Extracted data entries:
______________________________
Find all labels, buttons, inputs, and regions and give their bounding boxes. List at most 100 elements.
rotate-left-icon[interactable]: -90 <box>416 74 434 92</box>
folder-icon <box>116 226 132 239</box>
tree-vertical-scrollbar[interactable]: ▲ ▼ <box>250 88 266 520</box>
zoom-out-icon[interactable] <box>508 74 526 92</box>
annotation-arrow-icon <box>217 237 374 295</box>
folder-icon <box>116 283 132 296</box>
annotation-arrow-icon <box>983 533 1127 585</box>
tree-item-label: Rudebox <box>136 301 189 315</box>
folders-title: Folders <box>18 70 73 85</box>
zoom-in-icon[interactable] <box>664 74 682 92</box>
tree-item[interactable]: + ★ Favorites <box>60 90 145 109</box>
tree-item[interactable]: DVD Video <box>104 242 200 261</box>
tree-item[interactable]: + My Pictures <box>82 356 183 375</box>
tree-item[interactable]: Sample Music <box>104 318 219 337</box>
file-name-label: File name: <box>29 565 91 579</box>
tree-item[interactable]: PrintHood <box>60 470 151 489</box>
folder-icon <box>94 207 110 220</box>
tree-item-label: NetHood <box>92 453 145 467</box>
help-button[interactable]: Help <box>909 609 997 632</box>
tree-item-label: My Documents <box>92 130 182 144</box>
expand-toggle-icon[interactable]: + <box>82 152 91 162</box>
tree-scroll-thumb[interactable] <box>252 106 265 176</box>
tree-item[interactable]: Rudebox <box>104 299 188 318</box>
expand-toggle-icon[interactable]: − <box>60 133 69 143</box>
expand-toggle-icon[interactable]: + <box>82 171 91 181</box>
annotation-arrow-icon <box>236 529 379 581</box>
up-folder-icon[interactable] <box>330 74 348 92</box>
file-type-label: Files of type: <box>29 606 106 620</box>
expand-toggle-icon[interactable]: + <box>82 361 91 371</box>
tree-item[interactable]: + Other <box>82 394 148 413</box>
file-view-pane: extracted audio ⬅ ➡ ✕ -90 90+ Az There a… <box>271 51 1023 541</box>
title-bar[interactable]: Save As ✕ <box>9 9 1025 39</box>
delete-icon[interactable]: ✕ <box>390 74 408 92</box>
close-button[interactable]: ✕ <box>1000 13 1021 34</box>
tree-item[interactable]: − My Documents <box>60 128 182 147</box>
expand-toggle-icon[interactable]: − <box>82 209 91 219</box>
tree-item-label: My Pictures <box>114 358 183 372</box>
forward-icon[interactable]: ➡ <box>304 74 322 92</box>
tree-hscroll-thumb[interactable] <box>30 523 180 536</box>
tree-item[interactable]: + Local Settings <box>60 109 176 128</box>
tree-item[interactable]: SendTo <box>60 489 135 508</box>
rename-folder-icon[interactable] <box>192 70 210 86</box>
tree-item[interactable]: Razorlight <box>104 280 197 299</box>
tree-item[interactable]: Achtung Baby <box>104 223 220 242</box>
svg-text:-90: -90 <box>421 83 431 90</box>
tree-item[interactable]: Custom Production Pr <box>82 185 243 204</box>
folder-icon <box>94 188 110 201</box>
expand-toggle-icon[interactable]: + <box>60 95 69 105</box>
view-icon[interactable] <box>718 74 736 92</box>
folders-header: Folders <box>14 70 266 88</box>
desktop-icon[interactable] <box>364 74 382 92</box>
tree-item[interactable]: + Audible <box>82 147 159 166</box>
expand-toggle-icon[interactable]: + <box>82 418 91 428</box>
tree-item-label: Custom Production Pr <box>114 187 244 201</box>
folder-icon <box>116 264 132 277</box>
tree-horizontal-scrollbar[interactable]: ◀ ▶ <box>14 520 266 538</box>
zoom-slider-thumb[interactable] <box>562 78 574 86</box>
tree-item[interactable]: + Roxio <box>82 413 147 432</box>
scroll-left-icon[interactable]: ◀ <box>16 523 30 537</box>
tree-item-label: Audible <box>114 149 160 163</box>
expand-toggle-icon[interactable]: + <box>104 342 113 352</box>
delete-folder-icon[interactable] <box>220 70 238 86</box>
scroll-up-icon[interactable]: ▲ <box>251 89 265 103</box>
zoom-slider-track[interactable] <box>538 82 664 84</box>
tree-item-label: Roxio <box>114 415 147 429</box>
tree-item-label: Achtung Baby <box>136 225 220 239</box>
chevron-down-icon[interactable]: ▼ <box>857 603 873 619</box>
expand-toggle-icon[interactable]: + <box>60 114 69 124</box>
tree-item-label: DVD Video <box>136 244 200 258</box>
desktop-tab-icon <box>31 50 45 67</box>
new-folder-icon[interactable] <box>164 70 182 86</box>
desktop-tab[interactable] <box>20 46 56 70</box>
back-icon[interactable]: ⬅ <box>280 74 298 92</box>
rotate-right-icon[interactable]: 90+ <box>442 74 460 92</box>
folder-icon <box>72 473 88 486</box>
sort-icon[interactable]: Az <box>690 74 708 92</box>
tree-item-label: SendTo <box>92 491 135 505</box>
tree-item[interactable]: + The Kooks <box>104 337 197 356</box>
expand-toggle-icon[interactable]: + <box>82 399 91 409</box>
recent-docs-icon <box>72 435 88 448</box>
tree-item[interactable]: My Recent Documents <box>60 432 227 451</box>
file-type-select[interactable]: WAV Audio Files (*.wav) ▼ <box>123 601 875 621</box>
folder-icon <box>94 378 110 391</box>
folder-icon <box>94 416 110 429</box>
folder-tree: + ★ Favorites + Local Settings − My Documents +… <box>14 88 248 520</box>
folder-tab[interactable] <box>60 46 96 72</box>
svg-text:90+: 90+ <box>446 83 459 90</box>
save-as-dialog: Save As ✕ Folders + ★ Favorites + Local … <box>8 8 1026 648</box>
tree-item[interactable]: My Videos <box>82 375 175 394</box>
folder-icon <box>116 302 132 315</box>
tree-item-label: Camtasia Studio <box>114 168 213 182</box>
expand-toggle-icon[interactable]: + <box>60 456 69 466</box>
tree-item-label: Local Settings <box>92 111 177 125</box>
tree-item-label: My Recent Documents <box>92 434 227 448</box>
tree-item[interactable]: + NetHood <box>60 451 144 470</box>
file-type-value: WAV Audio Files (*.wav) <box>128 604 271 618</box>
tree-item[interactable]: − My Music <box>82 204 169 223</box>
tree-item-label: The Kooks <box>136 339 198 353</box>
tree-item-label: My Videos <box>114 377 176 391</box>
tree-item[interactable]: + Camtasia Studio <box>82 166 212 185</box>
______________________________
_Task statement:_
Reproduce every line of the data above verbatim, with no changes.

_Worked answer:_
Find all labels, buttons, inputs, and regions and give their bounding boxes. List at most 100 elements.
rotate-left-icon[interactable]: -90 <box>416 74 434 92</box>
folder-icon <box>116 226 132 239</box>
tree-vertical-scrollbar[interactable]: ▲ ▼ <box>250 88 266 520</box>
zoom-out-icon[interactable] <box>508 74 526 92</box>
annotation-arrow-icon <box>217 237 374 295</box>
folder-icon <box>116 283 132 296</box>
annotation-arrow-icon <box>983 533 1127 585</box>
tree-item-label: Rudebox <box>136 301 189 315</box>
folders-title: Folders <box>18 70 73 85</box>
zoom-in-icon[interactable] <box>664 74 682 92</box>
tree-item[interactable]: + ★ Favorites <box>60 90 145 109</box>
tree-item[interactable]: DVD Video <box>104 242 200 261</box>
tree-item[interactable]: + My Pictures <box>82 356 183 375</box>
tree-item[interactable]: Sample Music <box>104 318 219 337</box>
file-name-label: File name: <box>29 565 91 579</box>
tree-item[interactable]: PrintHood <box>60 470 151 489</box>
folder-icon <box>94 207 110 220</box>
tree-item-label: NetHood <box>92 453 145 467</box>
help-button[interactable]: Help <box>909 609 997 632</box>
tree-item-label: My Documents <box>92 130 182 144</box>
expand-toggle-icon[interactable]: + <box>82 152 91 162</box>
tree-scroll-thumb[interactable] <box>252 106 265 176</box>
tree-item[interactable]: Rudebox <box>104 299 188 318</box>
expand-toggle-icon[interactable]: − <box>60 133 69 143</box>
expand-toggle-icon[interactable]: + <box>82 171 91 181</box>
annotation-arrow-icon <box>236 529 379 581</box>
up-folder-icon[interactable] <box>330 74 348 92</box>
file-type-label: Files of type: <box>29 606 106 620</box>
expand-toggle-icon[interactable]: + <box>82 361 91 371</box>
tree-item[interactable]: + Other <box>82 394 148 413</box>
file-view-pane: extracted audio ⬅ ➡ ✕ -90 90+ Az There a… <box>271 51 1023 541</box>
title-bar[interactable]: Save As ✕ <box>9 9 1025 39</box>
delete-icon[interactable]: ✕ <box>390 74 408 92</box>
close-button[interactable]: ✕ <box>1000 13 1021 34</box>
tree-item[interactable]: − My Documents <box>60 128 182 147</box>
expand-toggle-icon[interactable]: − <box>82 209 91 219</box>
tree-item-label: My Pictures <box>114 358 183 372</box>
forward-icon[interactable]: ➡ <box>304 74 322 92</box>
tree-hscroll-thumb[interactable] <box>30 523 180 536</box>
tree-item[interactable]: + Local Settings <box>60 109 176 128</box>
tree-item[interactable]: SendTo <box>60 489 135 508</box>
rename-folder-icon[interactable] <box>192 70 210 86</box>
tree-item[interactable]: Razorlight <box>104 280 197 299</box>
tree-item[interactable]: Achtung Baby <box>104 223 220 242</box>
svg-text:-90: -90 <box>421 83 431 90</box>
tree-item[interactable]: Custom Production Pr <box>82 185 243 204</box>
folder-icon <box>94 188 110 201</box>
expand-toggle-icon[interactable]: + <box>60 95 69 105</box>
view-icon[interactable] <box>718 74 736 92</box>
folders-header: Folders <box>14 70 266 88</box>
desktop-icon[interactable] <box>364 74 382 92</box>
tree-item[interactable]: + Audible <box>82 147 159 166</box>
expand-toggle-icon[interactable]: + <box>82 418 91 428</box>
tree-item-label: Custom Production Pr <box>114 187 244 201</box>
folder-icon <box>116 264 132 277</box>
tree-horizontal-scrollbar[interactable]: ◀ ▶ <box>14 520 266 538</box>
zoom-slider-thumb[interactable] <box>562 78 574 86</box>
tree-item[interactable]: + Roxio <box>82 413 147 432</box>
scroll-left-icon[interactable]: ◀ <box>16 523 30 537</box>
tree-item-label: Audible <box>114 149 160 163</box>
expand-toggle-icon[interactable]: + <box>104 342 113 352</box>
delete-folder-icon[interactable] <box>220 70 238 86</box>
scroll-up-icon[interactable]: ▲ <box>251 89 265 103</box>
zoom-slider-track[interactable] <box>538 82 664 84</box>
tree-item-label: Roxio <box>114 415 147 429</box>
tree-item-label: Achtung Baby <box>136 225 220 239</box>
chevron-down-icon[interactable]: ▼ <box>857 603 873 619</box>
expand-toggle-icon[interactable]: + <box>60 114 69 124</box>
tree-item-label: DVD Video <box>136 244 200 258</box>
desktop-tab-icon <box>31 50 45 67</box>
new-folder-icon[interactable] <box>164 70 182 86</box>
desktop-tab[interactable] <box>20 46 56 70</box>
back-icon[interactable]: ⬅ <box>280 74 298 92</box>
rotate-right-icon[interactable]: 90+ <box>442 74 460 92</box>
folder-icon <box>72 473 88 486</box>
sort-icon[interactable]: Az <box>690 74 708 92</box>
tree-item-label: SendTo <box>92 491 135 505</box>
tree-item[interactable]: + The Kooks <box>104 337 197 356</box>
expand-toggle-icon[interactable]: + <box>82 399 91 409</box>
recent-docs-icon <box>72 435 88 448</box>
tree-item[interactable]: My Recent Documents <box>60 432 227 451</box>
file-type-select[interactable]: WAV Audio Files (*.wav) ▼ <box>123 601 875 621</box>
folder-icon <box>94 378 110 391</box>
folder-icon <box>94 416 110 429</box>
folder-tree: + ★ Favorites + Local Settings − My Documents +… <box>14 88 248 520</box>
folder-tab[interactable] <box>60 46 96 72</box>
svg-text:90+: 90+ <box>446 83 459 90</box>
save-as-dialog: Save As ✕ Folders + ★ Favorites + Local … <box>8 8 1026 648</box>
tree-item[interactable]: My Videos <box>82 375 175 394</box>
folder-icon <box>116 302 132 315</box>
tree-item-label: Camtasia Studio <box>114 168 213 182</box>
expand-toggle-icon[interactable]: + <box>60 456 69 466</box>
tree-item-label: Local Settings <box>92 111 177 125</box>
tree-item-label: My Recent Documents <box>92 434 227 448</box>
tree-item[interactable]: + NetHood <box>60 451 144 470</box>
file-type-value: WAV Audio Files (*.wav) <box>128 604 271 618</box>
tree-item[interactable]: − My Music <box>82 204 169 223</box>
tree-item-label: The Kooks <box>136 339 198 353</box>
tree-item-label: My Videos <box>114 377 176 391</box>
tree-item[interactable]: + Camtasia Studio <box>82 166 212 185</box>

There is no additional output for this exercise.